■ WHAT TO WORK ON: Say how many lines of these entries include the word "BINOM", and answer with the number alone.

Figure record extracts:
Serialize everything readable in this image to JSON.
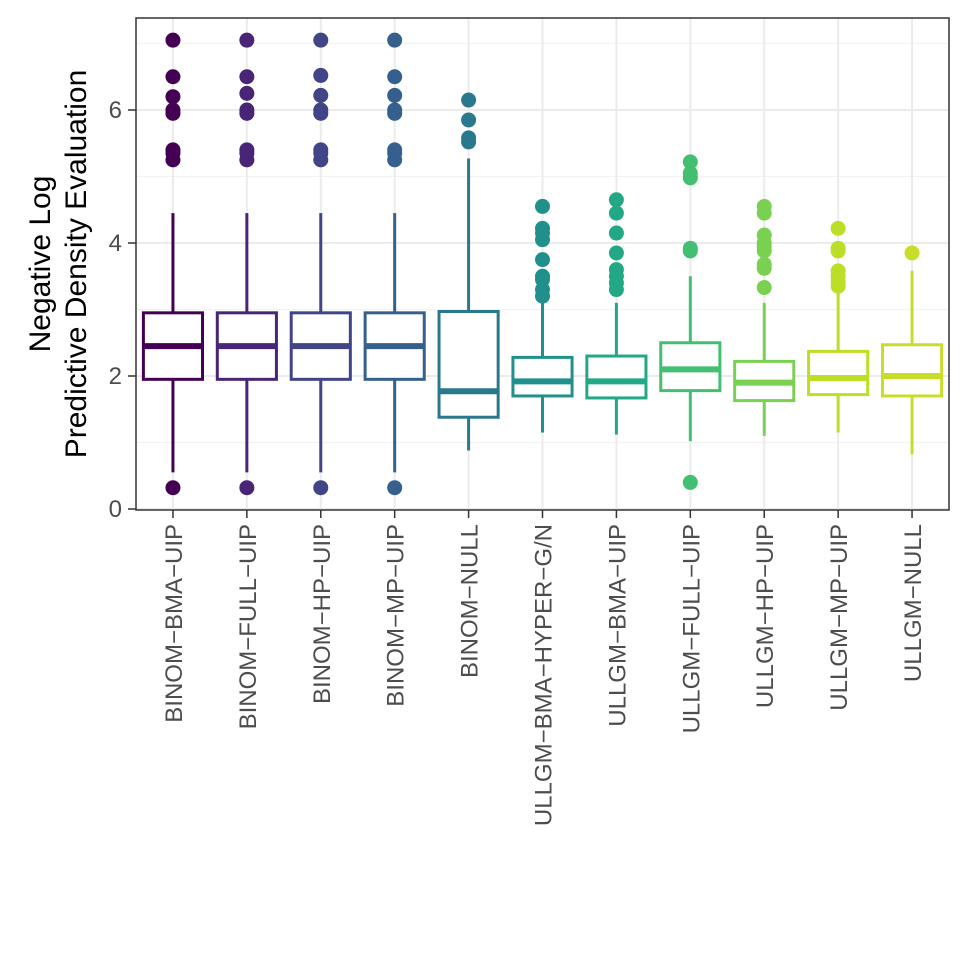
{
  "chart_data": {
    "type": "boxplot",
    "title": "",
    "xlabel": "",
    "ylabel_lines": [
      "Negative Log",
      "Predictive Density Evaluation"
    ],
    "ylim": [
      0,
      7.4
    ],
    "yticks": [
      0,
      2,
      4,
      6
    ],
    "grid": true,
    "legend": "none",
    "categories": [
      "BINOM−BMA−UIP",
      "BINOM−FULL−UIP",
      "BINOM−HP−UIP",
      "BINOM−MP−UIP",
      "BINOM−NULL",
      "ULLGM−BMA−HYPER−G/N",
      "ULLGM−BMA−UIP",
      "ULLGM−FULL−UIP",
      "ULLGM−HP−UIP",
      "ULLGM−MP−UIP",
      "ULLGM−NULL"
    ],
    "colors": [
      "#440154",
      "#482576",
      "#414487",
      "#35608D",
      "#2A788E",
      "#21908C",
      "#22A884",
      "#43BF71",
      "#7AD151",
      "#BBDF27",
      "#C8DD2A"
    ],
    "boxes": [
      {
        "min": 0.55,
        "q1": 1.95,
        "median": 2.45,
        "q3": 2.95,
        "max": 4.45,
        "outliers": [
          0.32,
          5.25,
          5.35,
          5.4,
          5.95,
          6.0,
          6.2,
          6.5,
          7.05
        ]
      },
      {
        "min": 0.55,
        "q1": 1.95,
        "median": 2.45,
        "q3": 2.95,
        "max": 4.45,
        "outliers": [
          0.32,
          5.25,
          5.35,
          5.4,
          5.95,
          6.0,
          6.25,
          6.5,
          7.05
        ]
      },
      {
        "min": 0.55,
        "q1": 1.95,
        "median": 2.45,
        "q3": 2.95,
        "max": 4.45,
        "outliers": [
          0.32,
          5.25,
          5.35,
          5.4,
          5.95,
          6.0,
          6.22,
          6.52,
          7.05
        ]
      },
      {
        "min": 0.55,
        "q1": 1.95,
        "median": 2.45,
        "q3": 2.95,
        "max": 4.45,
        "outliers": [
          0.32,
          5.25,
          5.35,
          5.4,
          5.95,
          6.0,
          6.22,
          6.5,
          7.05
        ]
      },
      {
        "min": 0.88,
        "q1": 1.38,
        "median": 1.77,
        "q3": 2.97,
        "max": 5.27,
        "outliers": [
          5.52,
          5.58,
          5.85,
          6.15
        ]
      },
      {
        "min": 1.15,
        "q1": 1.7,
        "median": 1.92,
        "q3": 2.28,
        "max": 3.1,
        "outliers": [
          3.2,
          3.3,
          3.45,
          3.5,
          3.75,
          4.05,
          4.15,
          4.22,
          4.55
        ]
      },
      {
        "min": 1.12,
        "q1": 1.67,
        "median": 1.92,
        "q3": 2.3,
        "max": 3.1,
        "outliers": [
          3.3,
          3.4,
          3.5,
          3.6,
          3.85,
          4.15,
          4.45,
          4.65
        ]
      },
      {
        "min": 1.02,
        "q1": 1.78,
        "median": 2.1,
        "q3": 2.5,
        "max": 3.5,
        "outliers": [
          0.4,
          3.88,
          3.92,
          4.98,
          5.05,
          5.22
        ]
      },
      {
        "min": 1.1,
        "q1": 1.63,
        "median": 1.9,
        "q3": 2.22,
        "max": 3.1,
        "outliers": [
          3.33,
          3.62,
          3.68,
          3.88,
          3.95,
          4.0,
          4.12,
          4.45,
          4.55
        ]
      },
      {
        "min": 1.15,
        "q1": 1.72,
        "median": 1.97,
        "q3": 2.37,
        "max": 3.3,
        "outliers": [
          3.35,
          3.42,
          3.5,
          3.58,
          3.88,
          3.92,
          4.22
        ]
      },
      {
        "min": 0.82,
        "q1": 1.7,
        "median": 2.0,
        "q3": 2.47,
        "max": 3.58,
        "outliers": [
          3.85
        ]
      }
    ]
  }
}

■ RESPONSE FOR THIS EXERCISE: 5